##### RECORDS SUPPLIED #####

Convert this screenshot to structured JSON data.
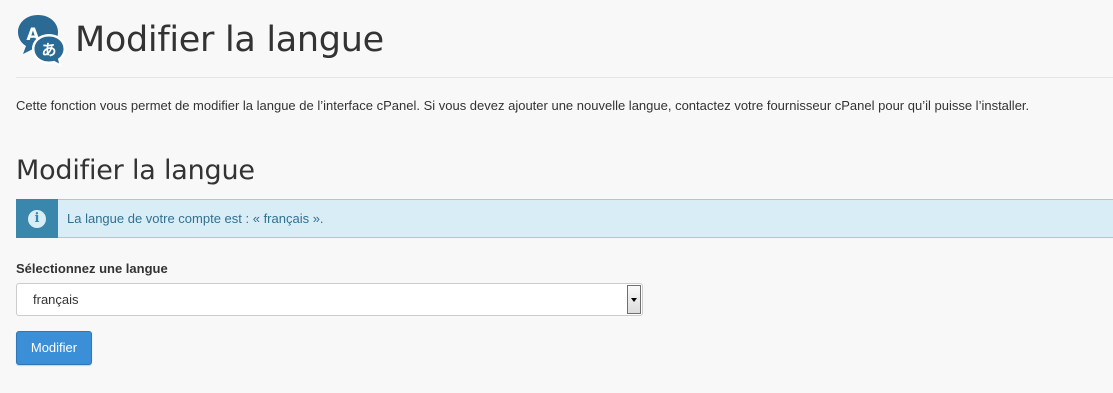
{
  "header": {
    "title": "Modifier la langue",
    "icon": "language-translate-icon",
    "icon_glyphs": {
      "latin": "A",
      "japanese": "あ"
    },
    "icon_color": "#2a6a94"
  },
  "description": "Cette fonction vous permet de modifier la langue de l’interface cPanel. Si vous devez ajouter une nouvelle langue, contactez votre fournisseur cPanel pour qu’il puisse l’installer.",
  "section": {
    "title": "Modifier la langue"
  },
  "alert": {
    "icon": "info-icon",
    "icon_glyph": "i",
    "text": "La langue de votre compte est : « français ».",
    "background": "#d9edf7",
    "accent": "#3a87ad"
  },
  "form": {
    "label": "Sélectionnez une langue",
    "selected_value": "français",
    "dropdown_icon": "chevron-down-icon",
    "submit_label": "Modifier",
    "submit_color": "#3b8fd6"
  }
}
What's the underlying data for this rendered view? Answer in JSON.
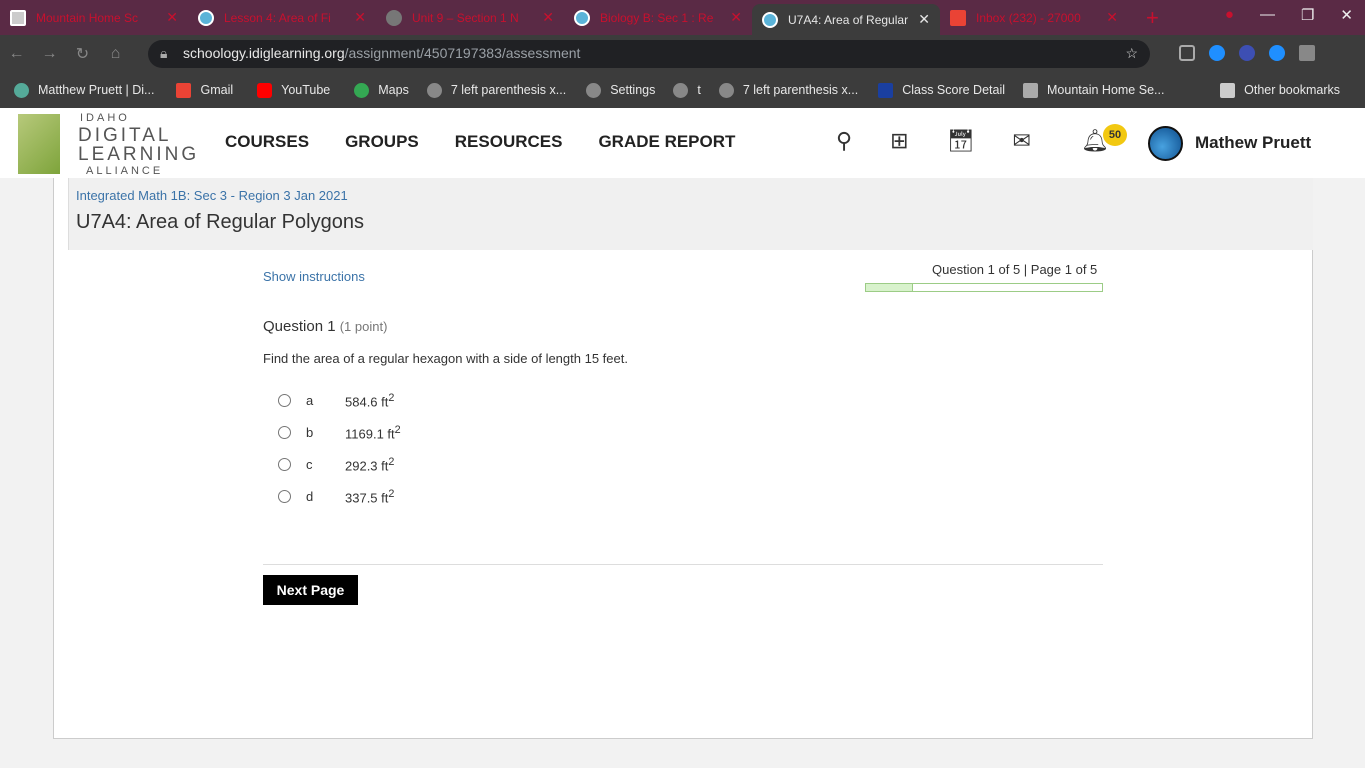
{
  "browser": {
    "tabs": [
      {
        "title": "Mountain Home Sc",
        "active": false
      },
      {
        "title": "Lesson 4: Area of Fi",
        "active": false
      },
      {
        "title": "Unit 9 – Section 1 N",
        "active": false
      },
      {
        "title": "Biology B: Sec 1 : Re",
        "active": false
      },
      {
        "title": "U7A4: Area of Regular",
        "active": true
      },
      {
        "title": "Inbox (232) - 27000",
        "active": false
      }
    ],
    "url_host": "schoology.idiglearning.org",
    "url_path": "/assignment/4507197383/assessment",
    "bookmarks": [
      "Matthew Pruett | Di...",
      "Gmail",
      "YouTube",
      "Maps",
      "7 left parenthesis x...",
      "Settings",
      "t",
      "7 left parenthesis x...",
      "Class Score Detail",
      "Mountain Home Se..."
    ],
    "other_bookmarks": "Other bookmarks"
  },
  "header": {
    "logo": {
      "line1": "IDAHO",
      "line2": "DIGITAL",
      "line3": "LEARNING",
      "line4": "ALLIANCE"
    },
    "nav": [
      "COURSES",
      "GROUPS",
      "RESOURCES",
      "GRADE REPORT"
    ],
    "notification_count": "50",
    "user_name": "Mathew Pruett"
  },
  "assessment": {
    "breadcrumb": "Integrated Math 1B: Sec 3 - Region 3 Jan 2021",
    "title": "U7A4: Area of Regular Polygons",
    "show_instructions": "Show instructions",
    "question_count": "Question 1 of 5 | Page 1 of 5",
    "progress_percent": 20,
    "question_label": "Question 1",
    "points": "(1 point)",
    "question_text": "Find the area of a regular hexagon with a side of length 15 feet.",
    "options": [
      {
        "letter": "a",
        "value": "584.6 ft",
        "sup": "2"
      },
      {
        "letter": "b",
        "value": "1169.1 ft",
        "sup": "2"
      },
      {
        "letter": "c",
        "value": "292.3 ft",
        "sup": "2"
      },
      {
        "letter": "d",
        "value": "337.5 ft",
        "sup": "2"
      }
    ],
    "next_button": "Next Page"
  }
}
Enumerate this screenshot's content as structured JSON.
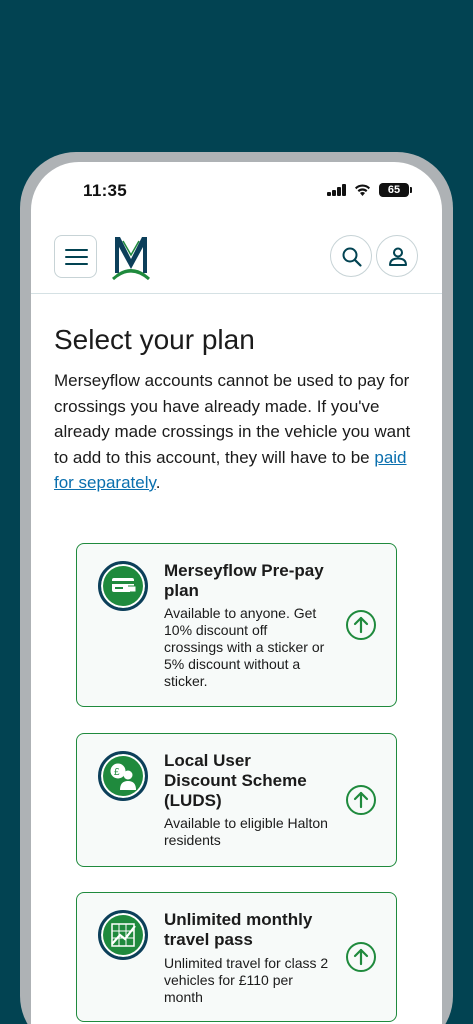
{
  "status_bar": {
    "time": "11:35",
    "battery": "65"
  },
  "header": {
    "menu_icon": "hamburger-icon",
    "logo_icon": "merseyflow-logo",
    "search_icon": "search-icon",
    "account_icon": "user-icon"
  },
  "page": {
    "title": "Select your plan",
    "intro_text": "Merseyflow accounts cannot be used to pay for crossings you have already made. If you've already made crossings in the vehicle you want to add to this account, they will have to be ",
    "intro_link": "paid for separately",
    "intro_end": "."
  },
  "plans": [
    {
      "title": "Merseyflow Pre-pay plan",
      "description": "Available to anyone. Get 10% discount off crossings with a sticker or 5% discount without a sticker.",
      "icon": "card-payment-icon",
      "action_icon": "arrow-up-circle-icon"
    },
    {
      "title": "Local User Discount Scheme (LUDS)",
      "description": "Available to eligible Halton residents",
      "icon": "local-user-icon",
      "action_icon": "arrow-up-circle-icon"
    },
    {
      "title": "Unlimited monthly travel pass",
      "description": "Unlimited travel for class 2 vehicles for £110 per month",
      "icon": "calendar-trend-icon",
      "action_icon": "arrow-up-circle-icon"
    }
  ],
  "colors": {
    "background": "#024352",
    "accent_green": "#1f8a3d",
    "link_blue": "#0a6fae",
    "brand_navy": "#0c3f5a"
  }
}
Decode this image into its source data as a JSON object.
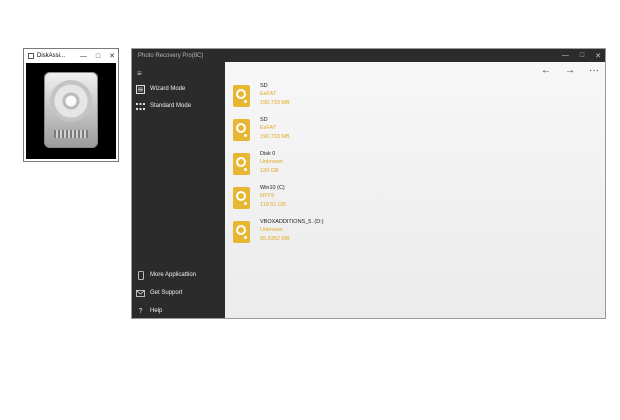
{
  "small_window": {
    "title": "DiskAssi...",
    "min": "—",
    "max": "□",
    "close": "✕"
  },
  "main_window": {
    "title": "Photo Recovery Pro(8C)",
    "min": "—",
    "max": "□",
    "close": "✕"
  },
  "sidebar": {
    "menu_icon": "≡",
    "items": [
      {
        "label": "Wizard Mode",
        "icon": "wizard-icon"
      },
      {
        "label": "Standard Mode",
        "icon": "grid-icon"
      },
      {
        "label": "More Applicattion",
        "icon": "phone-icon"
      },
      {
        "label": "Get Support",
        "icon": "mail-icon"
      },
      {
        "label": "Help",
        "icon": "help-icon"
      }
    ]
  },
  "toolbar": {
    "back": "←",
    "forward": "→",
    "more": "···"
  },
  "drives": [
    {
      "name": "SD",
      "fs": "ExFAT",
      "size": "190.733 MB"
    },
    {
      "name": "SD",
      "fs": "ExFAT",
      "size": "190.733 MB"
    },
    {
      "name": "Disk 0",
      "fs": "Unknown",
      "size": "120 GB"
    },
    {
      "name": "Win10 (C)",
      "fs": "NTFS",
      "size": "119.51 GB"
    },
    {
      "name": "VBOXADDITIONS_5. (D:)",
      "fs": "Unknown",
      "size": "55.5352 MB"
    }
  ],
  "colors": {
    "sidebar_bg": "#2b2b2b",
    "accent_orange": "#e3a821",
    "drive_icon": "#e7b633"
  }
}
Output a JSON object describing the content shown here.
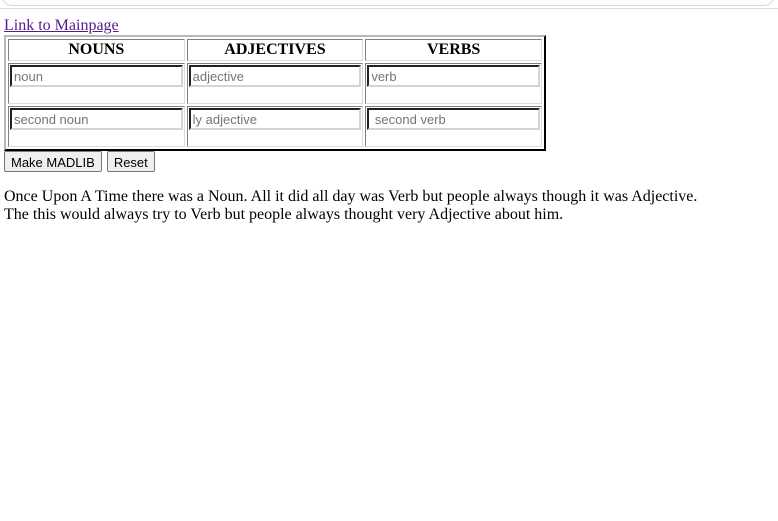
{
  "nav": {
    "main_link": "Link to Mainpage"
  },
  "table": {
    "headers": [
      "NOUNS",
      "ADJECTIVES",
      "VERBS"
    ],
    "rows": [
      {
        "noun_placeholder": "noun",
        "adjective_placeholder": "adjective",
        "verb_placeholder": "verb"
      },
      {
        "noun_placeholder": "second noun",
        "adjective_placeholder": "ly adjective",
        "verb_placeholder": " second verb"
      }
    ]
  },
  "buttons": {
    "make": "Make MADLIB",
    "reset": "Reset"
  },
  "story": {
    "line1": "Once Upon A Time there was a Noun. All it did all day was Verb but people always though it was Adjective.",
    "line2": "The this would always try to Verb but people always thought very Adjective about him."
  },
  "colors": {
    "visited_link": "#551a8b",
    "button_bg": "#efefef",
    "placeholder": "#757575"
  }
}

#####

All preceding records should be duplicated verbatim, images excepted.

Convert this screenshot to structured JSON data.
{
  "header": {
    "title": "Modifier la langue",
    "icon": "language-translate-icon",
    "icon_glyphs": {
      "latin": "A",
      "japanese": "あ"
    },
    "icon_color": "#2a6a94"
  },
  "description": "Cette fonction vous permet de modifier la langue de l’interface cPanel. Si vous devez ajouter une nouvelle langue, contactez votre fournisseur cPanel pour qu’il puisse l’installer.",
  "section": {
    "title": "Modifier la langue"
  },
  "alert": {
    "icon": "info-icon",
    "icon_glyph": "i",
    "text": "La langue de votre compte est : « français ».",
    "background": "#d9edf7",
    "accent": "#3a87ad"
  },
  "form": {
    "label": "Sélectionnez une langue",
    "selected_value": "français",
    "dropdown_icon": "chevron-down-icon",
    "submit_label": "Modifier",
    "submit_color": "#3b8fd6"
  }
}
What's the underlying data for this rendered view? Answer in JSON.
{
  "browser": {
    "tabs": [
      {
        "title": "Mountain Home Sc",
        "active": false
      },
      {
        "title": "Lesson 4: Area of Fi",
        "active": false
      },
      {
        "title": "Unit 9 – Section 1 N",
        "active": false
      },
      {
        "title": "Biology B: Sec 1 : Re",
        "active": false
      },
      {
        "title": "U7A4: Area of Regular",
        "active": true
      },
      {
        "title": "Inbox (232) - 27000",
        "active": false
      }
    ],
    "url_host": "schoology.idiglearning.org",
    "url_path": "/assignment/4507197383/assessment",
    "bookmarks": [
      "Matthew Pruett | Di...",
      "Gmail",
      "YouTube",
      "Maps",
      "7 left parenthesis x...",
      "Settings",
      "t",
      "7 left parenthesis x...",
      "Class Score Detail",
      "Mountain Home Se..."
    ],
    "other_bookmarks": "Other bookmarks"
  },
  "header": {
    "logo": {
      "line1": "IDAHO",
      "line2": "DIGITAL",
      "line3": "LEARNING",
      "line4": "ALLIANCE"
    },
    "nav": [
      "COURSES",
      "GROUPS",
      "RESOURCES",
      "GRADE REPORT"
    ],
    "notification_count": "50",
    "user_name": "Mathew Pruett"
  },
  "assessment": {
    "breadcrumb": "Integrated Math 1B: Sec 3 - Region 3 Jan 2021",
    "title": "U7A4: Area of Regular Polygons",
    "show_instructions": "Show instructions",
    "question_count": "Question 1 of 5 | Page 1 of 5",
    "progress_percent": 20,
    "question_label": "Question 1",
    "points": "(1 point)",
    "question_text": "Find the area of a regular hexagon with a side of length 15 feet.",
    "options": [
      {
        "letter": "a",
        "value": "584.6 ft",
        "sup": "2"
      },
      {
        "letter": "b",
        "value": "1169.1 ft",
        "sup": "2"
      },
      {
        "letter": "c",
        "value": "292.3 ft",
        "sup": "2"
      },
      {
        "letter": "d",
        "value": "337.5 ft",
        "sup": "2"
      }
    ],
    "next_button": "Next Page"
  }
}
Enumerate this screenshot's content as structured JSON.
{
  "status_bar": {
    "time": "11:35",
    "battery": "65"
  },
  "header": {
    "menu_icon": "hamburger-icon",
    "logo_icon": "merseyflow-logo",
    "search_icon": "search-icon",
    "account_icon": "user-icon"
  },
  "page": {
    "title": "Select your plan",
    "intro_text": "Merseyflow accounts cannot be used to pay for crossings you have already made. If you've already made crossings in the vehicle you want to add to this account, they will have to be ",
    "intro_link": "paid for separately",
    "intro_end": "."
  },
  "plans": [
    {
      "title": "Merseyflow Pre-pay plan",
      "description": "Available to anyone. Get 10% discount off crossings with a sticker or 5% discount without a sticker.",
      "icon": "card-payment-icon",
      "action_icon": "arrow-up-circle-icon"
    },
    {
      "title": "Local User Discount Scheme (LUDS)",
      "description": "Available to eligible Halton residents",
      "icon": "local-user-icon",
      "action_icon": "arrow-up-circle-icon"
    },
    {
      "title": "Unlimited monthly travel pass",
      "description": "Unlimited travel for class 2 vehicles for £110 per month",
      "icon": "calendar-trend-icon",
      "action_icon": "arrow-up-circle-icon"
    }
  ],
  "colors": {
    "background": "#024352",
    "accent_green": "#1f8a3d",
    "link_blue": "#0a6fae",
    "brand_navy": "#0c3f5a"
  }
}
Decode this image into its source data as a JSON object.
{
  "small_window": {
    "title": "DiskAssi...",
    "min": "—",
    "max": "□",
    "close": "✕"
  },
  "main_window": {
    "title": "Photo Recovery Pro(8C)",
    "min": "—",
    "max": "□",
    "close": "✕"
  },
  "sidebar": {
    "menu_icon": "≡",
    "items": [
      {
        "label": "Wizard Mode",
        "icon": "wizard-icon"
      },
      {
        "label": "Standard Mode",
        "icon": "grid-icon"
      },
      {
        "label": "More Applicattion",
        "icon": "phone-icon"
      },
      {
        "label": "Get Support",
        "icon": "mail-icon"
      },
      {
        "label": "Help",
        "icon": "help-icon"
      }
    ]
  },
  "toolbar": {
    "back": "←",
    "forward": "→",
    "more": "···"
  },
  "drives": [
    {
      "name": "SD",
      "fs": "ExFAT",
      "size": "190.733 MB"
    },
    {
      "name": "SD",
      "fs": "ExFAT",
      "size": "190.733 MB"
    },
    {
      "name": "Disk 0",
      "fs": "Unknown",
      "size": "120 GB"
    },
    {
      "name": "Win10 (C)",
      "fs": "NTFS",
      "size": "119.51 GB"
    },
    {
      "name": "VBOXADDITIONS_5. (D:)",
      "fs": "Unknown",
      "size": "55.5352 MB"
    }
  ],
  "colors": {
    "sidebar_bg": "#2b2b2b",
    "accent_orange": "#e3a821",
    "drive_icon": "#e7b633"
  }
}
Output a JSON object describing the content shown here.
{
  "nav": {
    "main_link": "Link to Mainpage"
  },
  "table": {
    "headers": [
      "NOUNS",
      "ADJECTIVES",
      "VERBS"
    ],
    "rows": [
      {
        "noun_placeholder": "noun",
        "adjective_placeholder": "adjective",
        "verb_placeholder": "verb"
      },
      {
        "noun_placeholder": "second noun",
        "adjective_placeholder": "ly adjective",
        "verb_placeholder": " second verb"
      }
    ]
  },
  "buttons": {
    "make": "Make MADLIB",
    "reset": "Reset"
  },
  "story": {
    "line1": "Once Upon A Time there was a Noun. All it did all day was Verb but people always though it was Adjective.",
    "line2": "The this would always try to Verb but people always thought very Adjective about him."
  },
  "colors": {
    "visited_link": "#551a8b",
    "button_bg": "#efefef",
    "placeholder": "#757575"
  }
}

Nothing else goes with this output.